Aim:
Quote each line of the material verbatim, without the pictures.
↓↓↓
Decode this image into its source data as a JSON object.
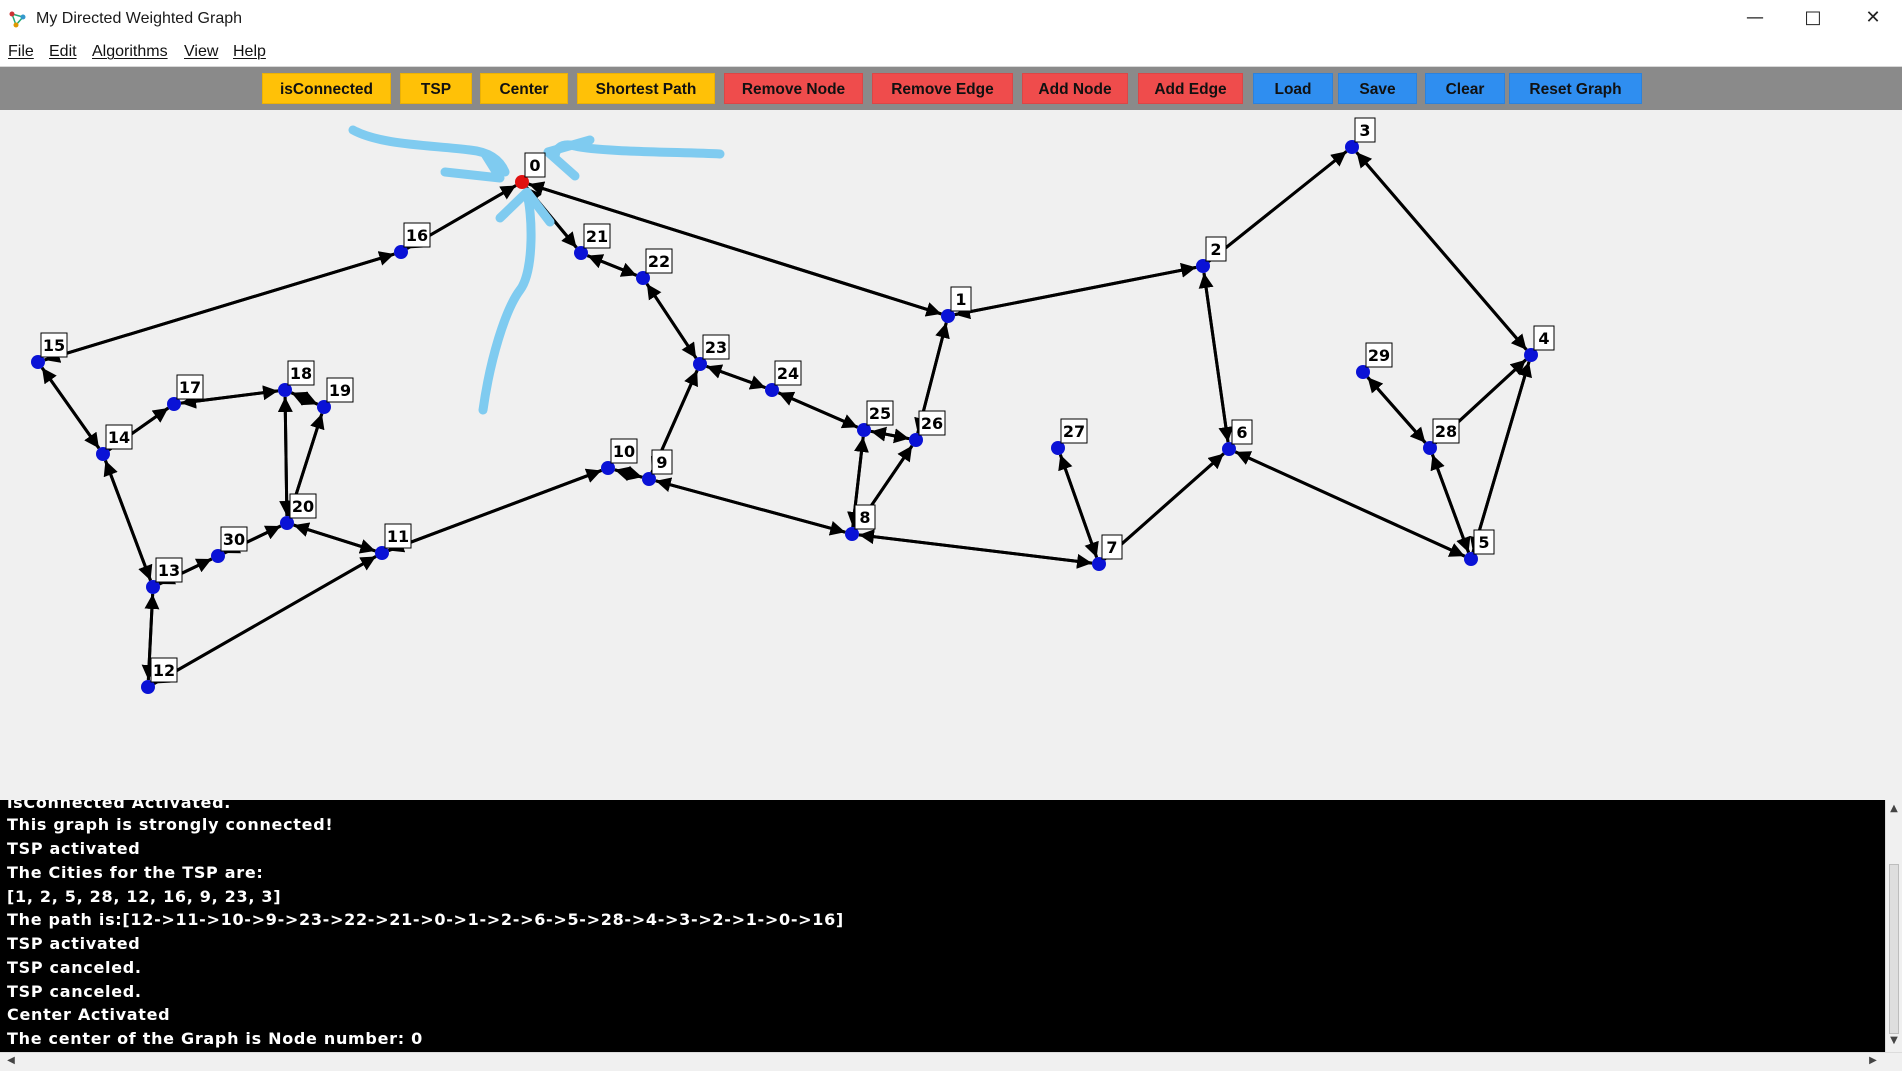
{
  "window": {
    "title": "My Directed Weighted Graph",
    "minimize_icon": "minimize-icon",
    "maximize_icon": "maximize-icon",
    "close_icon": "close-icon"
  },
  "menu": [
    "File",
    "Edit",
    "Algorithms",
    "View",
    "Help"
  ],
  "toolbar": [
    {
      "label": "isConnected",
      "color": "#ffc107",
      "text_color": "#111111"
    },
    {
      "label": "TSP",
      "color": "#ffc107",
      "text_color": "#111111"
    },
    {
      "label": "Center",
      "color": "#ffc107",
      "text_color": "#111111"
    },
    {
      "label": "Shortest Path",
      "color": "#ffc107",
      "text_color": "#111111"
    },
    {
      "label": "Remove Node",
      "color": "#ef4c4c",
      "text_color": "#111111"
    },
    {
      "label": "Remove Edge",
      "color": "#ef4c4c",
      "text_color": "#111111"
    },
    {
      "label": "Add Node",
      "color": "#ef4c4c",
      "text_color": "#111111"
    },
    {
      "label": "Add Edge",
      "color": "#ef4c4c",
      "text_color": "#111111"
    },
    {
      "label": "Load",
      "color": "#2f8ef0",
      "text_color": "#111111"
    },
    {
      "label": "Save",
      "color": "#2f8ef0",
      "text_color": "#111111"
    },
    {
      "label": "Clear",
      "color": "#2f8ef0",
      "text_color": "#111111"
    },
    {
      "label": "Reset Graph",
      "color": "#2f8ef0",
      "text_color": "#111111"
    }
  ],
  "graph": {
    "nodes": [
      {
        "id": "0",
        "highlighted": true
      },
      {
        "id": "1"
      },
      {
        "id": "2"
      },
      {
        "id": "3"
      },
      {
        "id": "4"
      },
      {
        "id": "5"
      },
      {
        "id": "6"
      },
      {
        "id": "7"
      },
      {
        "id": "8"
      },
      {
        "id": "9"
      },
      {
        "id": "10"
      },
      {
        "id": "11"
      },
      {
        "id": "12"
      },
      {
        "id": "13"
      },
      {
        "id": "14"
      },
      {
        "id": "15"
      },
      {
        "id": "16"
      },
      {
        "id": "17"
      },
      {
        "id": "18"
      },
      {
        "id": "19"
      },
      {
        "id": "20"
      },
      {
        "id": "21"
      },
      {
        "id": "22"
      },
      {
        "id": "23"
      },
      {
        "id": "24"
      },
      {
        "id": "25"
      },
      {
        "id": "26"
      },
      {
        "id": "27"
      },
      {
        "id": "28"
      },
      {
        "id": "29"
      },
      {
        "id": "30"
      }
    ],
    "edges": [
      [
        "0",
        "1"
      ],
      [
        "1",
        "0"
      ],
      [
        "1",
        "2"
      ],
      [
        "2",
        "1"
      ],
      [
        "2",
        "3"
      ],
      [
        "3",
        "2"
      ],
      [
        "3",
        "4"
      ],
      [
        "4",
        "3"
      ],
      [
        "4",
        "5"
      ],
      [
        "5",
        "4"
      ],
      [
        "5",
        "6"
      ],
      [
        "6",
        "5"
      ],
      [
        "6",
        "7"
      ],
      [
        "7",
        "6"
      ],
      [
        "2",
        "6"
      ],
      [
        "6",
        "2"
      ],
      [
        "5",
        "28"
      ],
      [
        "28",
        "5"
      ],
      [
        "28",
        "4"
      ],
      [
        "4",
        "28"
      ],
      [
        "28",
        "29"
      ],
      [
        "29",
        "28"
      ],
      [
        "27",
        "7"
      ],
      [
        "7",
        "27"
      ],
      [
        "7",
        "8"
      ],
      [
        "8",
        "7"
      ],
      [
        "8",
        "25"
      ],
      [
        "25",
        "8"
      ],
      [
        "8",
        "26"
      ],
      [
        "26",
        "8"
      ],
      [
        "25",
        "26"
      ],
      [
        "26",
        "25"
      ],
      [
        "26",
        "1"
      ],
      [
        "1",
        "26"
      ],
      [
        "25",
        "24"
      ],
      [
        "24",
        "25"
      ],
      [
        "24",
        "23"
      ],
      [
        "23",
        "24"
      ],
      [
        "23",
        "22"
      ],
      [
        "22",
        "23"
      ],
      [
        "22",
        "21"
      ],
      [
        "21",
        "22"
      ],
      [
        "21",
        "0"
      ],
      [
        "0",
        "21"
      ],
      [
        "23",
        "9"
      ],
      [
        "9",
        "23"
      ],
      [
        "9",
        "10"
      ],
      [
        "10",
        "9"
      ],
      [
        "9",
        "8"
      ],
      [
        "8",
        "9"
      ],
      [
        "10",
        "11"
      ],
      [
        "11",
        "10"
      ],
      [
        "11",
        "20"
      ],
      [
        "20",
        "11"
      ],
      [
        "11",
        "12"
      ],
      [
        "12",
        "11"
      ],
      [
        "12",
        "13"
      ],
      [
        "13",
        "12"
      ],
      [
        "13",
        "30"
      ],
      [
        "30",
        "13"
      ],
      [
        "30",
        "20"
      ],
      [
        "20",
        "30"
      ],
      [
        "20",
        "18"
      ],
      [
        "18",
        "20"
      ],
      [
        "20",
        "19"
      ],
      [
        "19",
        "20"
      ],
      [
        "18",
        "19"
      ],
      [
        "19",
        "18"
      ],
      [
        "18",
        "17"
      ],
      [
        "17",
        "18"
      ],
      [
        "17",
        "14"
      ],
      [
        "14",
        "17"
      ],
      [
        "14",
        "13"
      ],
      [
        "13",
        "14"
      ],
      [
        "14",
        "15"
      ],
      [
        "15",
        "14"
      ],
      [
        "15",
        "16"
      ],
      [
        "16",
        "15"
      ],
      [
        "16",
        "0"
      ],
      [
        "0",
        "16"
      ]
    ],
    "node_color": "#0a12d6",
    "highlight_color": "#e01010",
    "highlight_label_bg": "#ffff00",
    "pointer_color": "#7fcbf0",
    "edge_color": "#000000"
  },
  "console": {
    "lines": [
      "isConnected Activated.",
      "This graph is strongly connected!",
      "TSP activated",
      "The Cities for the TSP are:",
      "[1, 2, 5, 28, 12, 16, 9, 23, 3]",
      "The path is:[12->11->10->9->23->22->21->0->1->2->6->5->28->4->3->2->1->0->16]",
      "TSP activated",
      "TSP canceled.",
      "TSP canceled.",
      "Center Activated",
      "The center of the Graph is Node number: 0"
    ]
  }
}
↑↑↑
Output for this task:
Decode this image into its source data as a JSON object.
{
  "window": {
    "title": "My Directed Weighted Graph",
    "minimize_icon": "minimize-icon",
    "maximize_icon": "maximize-icon",
    "close_icon": "close-icon"
  },
  "menu": [
    "File",
    "Edit",
    "Algorithms",
    "View",
    "Help"
  ],
  "toolbar": [
    {
      "label": "isConnected",
      "color": "#ffc107",
      "text_color": "#111111"
    },
    {
      "label": "TSP",
      "color": "#ffc107",
      "text_color": "#111111"
    },
    {
      "label": "Center",
      "color": "#ffc107",
      "text_color": "#111111"
    },
    {
      "label": "Shortest Path",
      "color": "#ffc107",
      "text_color": "#111111"
    },
    {
      "label": "Remove Node",
      "color": "#ef4c4c",
      "text_color": "#111111"
    },
    {
      "label": "Remove Edge",
      "color": "#ef4c4c",
      "text_color": "#111111"
    },
    {
      "label": "Add Node",
      "color": "#ef4c4c",
      "text_color": "#111111"
    },
    {
      "label": "Add Edge",
      "color": "#ef4c4c",
      "text_color": "#111111"
    },
    {
      "label": "Load",
      "color": "#2f8ef0",
      "text_color": "#111111"
    },
    {
      "label": "Save",
      "color": "#2f8ef0",
      "text_color": "#111111"
    },
    {
      "label": "Clear",
      "color": "#2f8ef0",
      "text_color": "#111111"
    },
    {
      "label": "Reset Graph",
      "color": "#2f8ef0",
      "text_color": "#111111"
    }
  ],
  "graph": {
    "nodes": [
      {
        "id": "0",
        "highlighted": true
      },
      {
        "id": "1"
      },
      {
        "id": "2"
      },
      {
        "id": "3"
      },
      {
        "id": "4"
      },
      {
        "id": "5"
      },
      {
        "id": "6"
      },
      {
        "id": "7"
      },
      {
        "id": "8"
      },
      {
        "id": "9"
      },
      {
        "id": "10"
      },
      {
        "id": "11"
      },
      {
        "id": "12"
      },
      {
        "id": "13"
      },
      {
        "id": "14"
      },
      {
        "id": "15"
      },
      {
        "id": "16"
      },
      {
        "id": "17"
      },
      {
        "id": "18"
      },
      {
        "id": "19"
      },
      {
        "id": "20"
      },
      {
        "id": "21"
      },
      {
        "id": "22"
      },
      {
        "id": "23"
      },
      {
        "id": "24"
      },
      {
        "id": "25"
      },
      {
        "id": "26"
      },
      {
        "id": "27"
      },
      {
        "id": "28"
      },
      {
        "id": "29"
      },
      {
        "id": "30"
      }
    ],
    "edges": [
      [
        "0",
        "1"
      ],
      [
        "1",
        "0"
      ],
      [
        "1",
        "2"
      ],
      [
        "2",
        "1"
      ],
      [
        "2",
        "3"
      ],
      [
        "3",
        "2"
      ],
      [
        "3",
        "4"
      ],
      [
        "4",
        "3"
      ],
      [
        "4",
        "5"
      ],
      [
        "5",
        "4"
      ],
      [
        "5",
        "6"
      ],
      [
        "6",
        "5"
      ],
      [
        "6",
        "7"
      ],
      [
        "7",
        "6"
      ],
      [
        "2",
        "6"
      ],
      [
        "6",
        "2"
      ],
      [
        "5",
        "28"
      ],
      [
        "28",
        "5"
      ],
      [
        "28",
        "4"
      ],
      [
        "4",
        "28"
      ],
      [
        "28",
        "29"
      ],
      [
        "29",
        "28"
      ],
      [
        "27",
        "7"
      ],
      [
        "7",
        "27"
      ],
      [
        "7",
        "8"
      ],
      [
        "8",
        "7"
      ],
      [
        "8",
        "25"
      ],
      [
        "25",
        "8"
      ],
      [
        "8",
        "26"
      ],
      [
        "26",
        "8"
      ],
      [
        "25",
        "26"
      ],
      [
        "26",
        "25"
      ],
      [
        "26",
        "1"
      ],
      [
        "1",
        "26"
      ],
      [
        "25",
        "24"
      ],
      [
        "24",
        "25"
      ],
      [
        "24",
        "23"
      ],
      [
        "23",
        "24"
      ],
      [
        "23",
        "22"
      ],
      [
        "22",
        "23"
      ],
      [
        "22",
        "21"
      ],
      [
        "21",
        "22"
      ],
      [
        "21",
        "0"
      ],
      [
        "0",
        "21"
      ],
      [
        "23",
        "9"
      ],
      [
        "9",
        "23"
      ],
      [
        "9",
        "10"
      ],
      [
        "10",
        "9"
      ],
      [
        "9",
        "8"
      ],
      [
        "8",
        "9"
      ],
      [
        "10",
        "11"
      ],
      [
        "11",
        "10"
      ],
      [
        "11",
        "20"
      ],
      [
        "20",
        "11"
      ],
      [
        "11",
        "12"
      ],
      [
        "12",
        "11"
      ],
      [
        "12",
        "13"
      ],
      [
        "13",
        "12"
      ],
      [
        "13",
        "30"
      ],
      [
        "30",
        "13"
      ],
      [
        "30",
        "20"
      ],
      [
        "20",
        "30"
      ],
      [
        "20",
        "18"
      ],
      [
        "18",
        "20"
      ],
      [
        "20",
        "19"
      ],
      [
        "19",
        "20"
      ],
      [
        "18",
        "19"
      ],
      [
        "19",
        "18"
      ],
      [
        "18",
        "17"
      ],
      [
        "17",
        "18"
      ],
      [
        "17",
        "14"
      ],
      [
        "14",
        "17"
      ],
      [
        "14",
        "13"
      ],
      [
        "13",
        "14"
      ],
      [
        "14",
        "15"
      ],
      [
        "15",
        "14"
      ],
      [
        "15",
        "16"
      ],
      [
        "16",
        "15"
      ],
      [
        "16",
        "0"
      ],
      [
        "0",
        "16"
      ]
    ],
    "node_color": "#0a12d6",
    "highlight_color": "#e01010",
    "highlight_label_bg": "#ffff00",
    "pointer_color": "#7fcbf0",
    "edge_color": "#000000"
  },
  "console": {
    "lines": [
      "isConnected Activated.",
      "This graph is strongly connected!",
      "TSP activated",
      "The Cities for the TSP are:",
      "[1, 2, 5, 28, 12, 16, 9, 23, 3]",
      "The path is:[12->11->10->9->23->22->21->0->1->2->6->5->28->4->3->2->1->0->16]",
      "TSP activated",
      "TSP canceled.",
      "TSP canceled.",
      "Center Activated",
      "The center of the Graph is Node number: 0"
    ]
  }
}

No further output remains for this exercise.